Below are the records. Gather each line that holds "czasie".

start Listed records

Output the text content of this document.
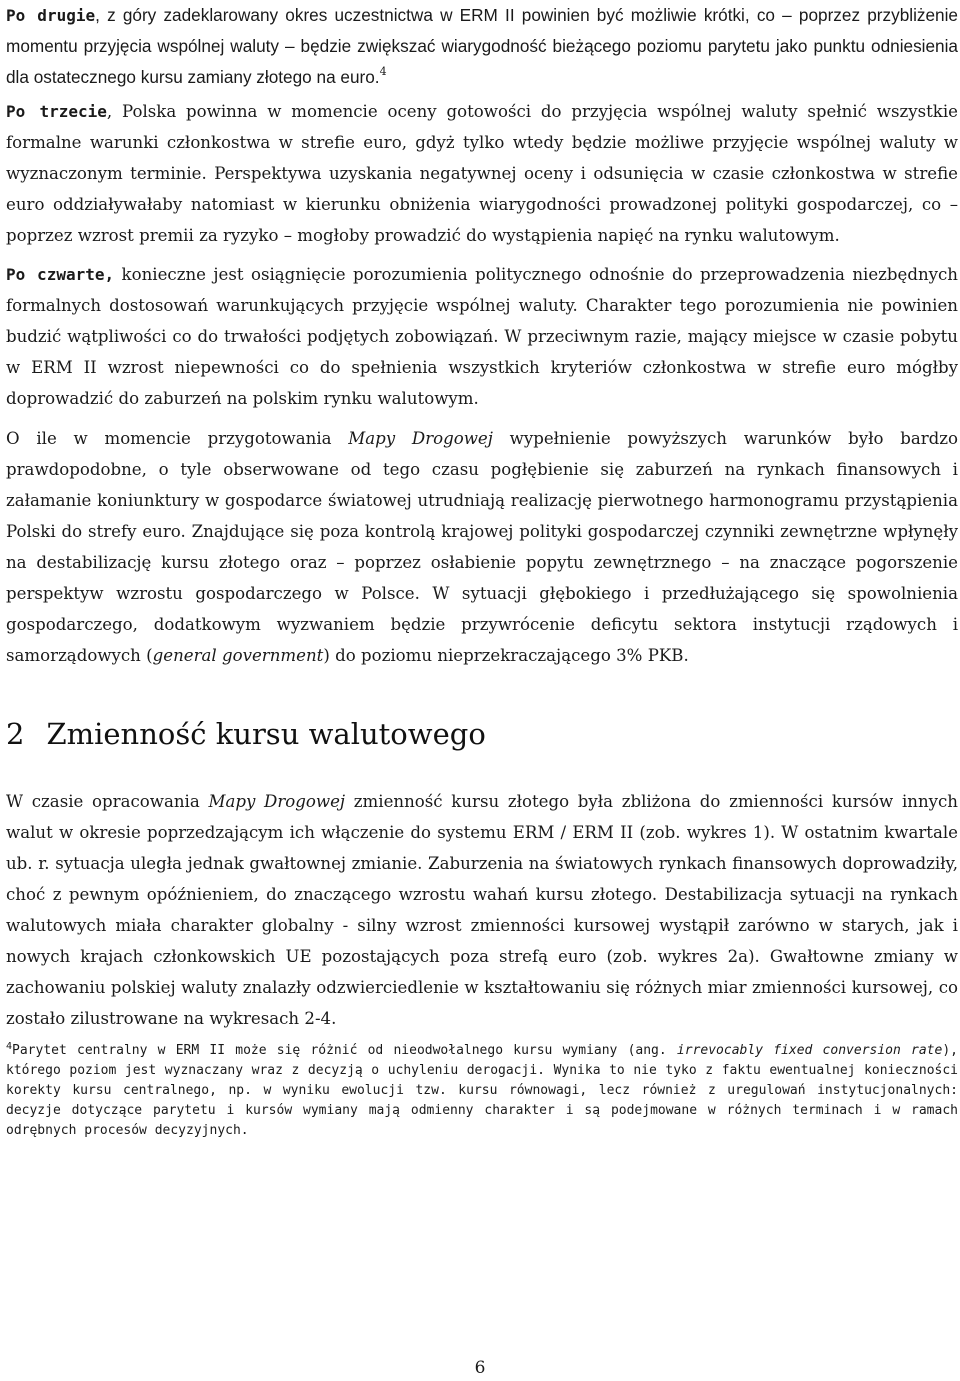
Po drugie, z góry zadeklarowany okres uczestnictwa w ERM II powinien być możliwie krótki, co – poprzez przybliżenie momentu przyjęcia wspólnej waluty – będzie zwiększać wiarygodność bieżącego poziomu parytetu jako punktu odniesienia dla ostatecznego kursu zamiany złotego na euro.$^4$

Po trzecie, Polska powinna w momencie oceny gotowości do przyjęcia wspólnej waluty spełnić wszystkie formalne warunki członkostwa w strefie euro, gdyż tylko wtedy będzie możliwe przyjęcie wspólnej waluty w wyznaczonym terminie. Perspektywa uzyskania negatywnej oceny i odsunięcia w czasie członkostwa w strefie euro oddziaływałaby natomiast w kierunku obniżenia wiarygodności prowadzonej polityki gospodarczej, co – poprzez wzrost premii za ryzyko – mogłoby prowadzić do wystąpienia napięć na rynku walutowym.

Po czwarte, konieczne jest osiągnięcie porozumienia politycznego odnośnie do przeprowadzenia niezbędnych formalnych dostosowań warunkujących przyjęcie wspólnej waluty. Charakter tego porozumienia nie powinien budzić wątpliwości co do trwałości podjętych zobowiązań. W przeciwnym razie, mający miejsce w czasie pobytu w ERM II wzrost niepewności co do spełnienia wszystkich kryteriów członkostwa w strefie euro mógłby doprowadzić do zaburzeń na polskim rynku walutowym.

O ile w momencie przygotowania Mapy Drogowej wypełnienie powyższych warunków było bardzo prawdopodobne, o tyle obserwowane od tego czasu pogłębienie się zaburzeń na rynkach finansowych i załamanie koniunktury w gospodarce światowej utrudniają realizację pierwotnego harmonogramu przystąpienia Polski do strefy euro. Znajdujące się poza kontrolą krajowej polityki gospodarczej czynniki zewnętrzne wpłynęły na destabilizację kursu złotego oraz – poprzez osłabienie popytu zewnętrznego – na znaczące pogorszenie perspektyw wzrostu gospodarczego w Polsce. W sytuacji głębokiego i przedłużającego się spowolnienia gospodarczego, dodatkowym wyzwaniem będzie przywrócenie deficytu sektora instytucji rządowych i samorządowych (general government) do poziomu nieprzekraczającego 3% PKB.

2 Zmienność kursu walutowego

W czasie opracowania Mapy Drogowej zmienność kursu złotego była zbliżona do zmienności kursów innych walut w okresie poprzedzającym ich włączenie do systemu ERM / ERM II (zob. wykres 1). W ostatnim kwartale ub. r. sytuacja uległa jednak gwałtownej zmianie. Zaburzenia na światowych rynkach finansowych doprowadziły, choć z pewnym opóźnieniem, do znaczącego wzrostu wahań kursu złotego. Destabilizacja sytuacji na rynkach walutowych miała charakter globalny - silny wzrost zmienności kursowej wystąpił zarówno w starych, jak i nowych krajach członkowskich UE pozostających poza strefą euro (zob. wykres 2a). Gwałtowne zmiany w zachowaniu polskiej waluty znalazły odzwierciedlenie w kształtowaniu się różnych miar zmienności kursowej, co zostało zilustrowane na wykresach 2-4.

$^4$Parytet centralny w ERM II może się różnić od nieodwołalnego kursu wymiany (ang. irrevocably fixed conversion rate), którego poziom jest wyznaczany wraz z decyzją o uchyleniu derogacji. Wynika to nie tyko z faktu ewentualnej konieczności korekty kursu centralnego, np. w wyniku ewolucji tzw. kursu równowagi, lecz również z uregulowań instytucjonalnych: decyzje dotyczące parytetu i kursów wymiany mają odmienny charakter i są podejmowane w różnych terminach i w ramach odrębnych procesów decyzyjnych.

6
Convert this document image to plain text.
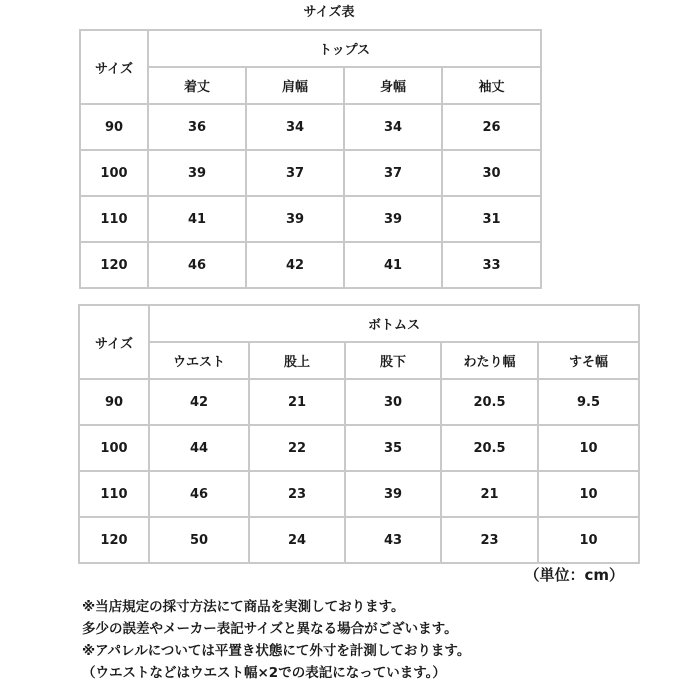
サイズ表
サイズ	トップス			
	着丈	肩幅	身幅	袖丈
90	36	34	34	26
100	39	37	37	30
110	41	39	39	31
120	46	42	41	33
サイズ	ボトムス				
	ウエスト	股上	股下	わたり幅	すそ幅
90	42	21	30	20.5	9.5
100	44	22	35	20.5	10
110	46	23	39	21	10
120	50	24	43	23	10
（単位：cm）
※当店規定の採寸方法にて商品を実測しております。
多少の誤差やメーカー表記サイズと異なる場合がございます。
※アパレルについては平置き状態にて外寸を計測しております。
（ウエストなどはウエスト幅×2での表記になっています。）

end Listed records

* [The completed task]:
Po trzecie, Polska powinna w momencie oceny gotowości do przyjęcia wspólnej waluty spełnić wszystkie formalne warunki członkostwa w strefie euro, gdyż tylko wtedy będzie możliwe przyjęcie wspólnej waluty w wyznaczonym terminie. Perspektywa uzyskania negatywnej oceny i odsunięcia w czasie członkostwa w strefie euro oddziaływałaby natomiast w kierunku obniżenia wiarygodności prowadzonej polityki gospodarczej, co – poprzez wzrost premii za ryzyko – mogłoby prowadzić do wystąpienia napięć na rynku walutowym.
Po czwarte, konieczne jest osiągnięcie porozumienia politycznego odnośnie do przeprowadzenia niezbędnych formalnych dostosowań warunkujących przyjęcie wspólnej waluty. Charakter tego porozumienia nie powinien budzić wątpliwości co do trwałości podjętych zobowiązań. W przeciwnym razie, mający miejsce w czasie pobytu w ERM II wzrost niepewności co do spełnienia wszystkich kryteriów członkostwa w strefie euro mógłby doprowadzić do zaburzeń na polskim rynku walutowym.
W czasie opracowania Mapy Drogowej zmienność kursu złotego była zbliżona do zmienności kursów innych walut w okresie poprzedzającym ich włączenie do systemu ERM / ERM II (zob. wykres 1). W ostatnim kwartale ub. r. sytuacja uległa jednak gwałtownej zmianie. Zaburzenia na światowych rynkach finansowych doprowadziły, choć z pewnym opóźnieniem, do znaczącego wzrostu wahań kursu złotego. Destabilizacja sytuacji na rynkach walutowych miała charakter globalny - silny wzrost zmienności kursowej wystąpił zarówno w starych, jak i nowych krajach członkowskich UE pozostających poza strefą euro (zob. wykres 2a). Gwałtowne zmiany w zachowaniu polskiej waluty znalazły odzwierciedlenie w kształtowaniu się różnych miar zmienności kursowej, co zostało zilustrowane na wykresach 2-4.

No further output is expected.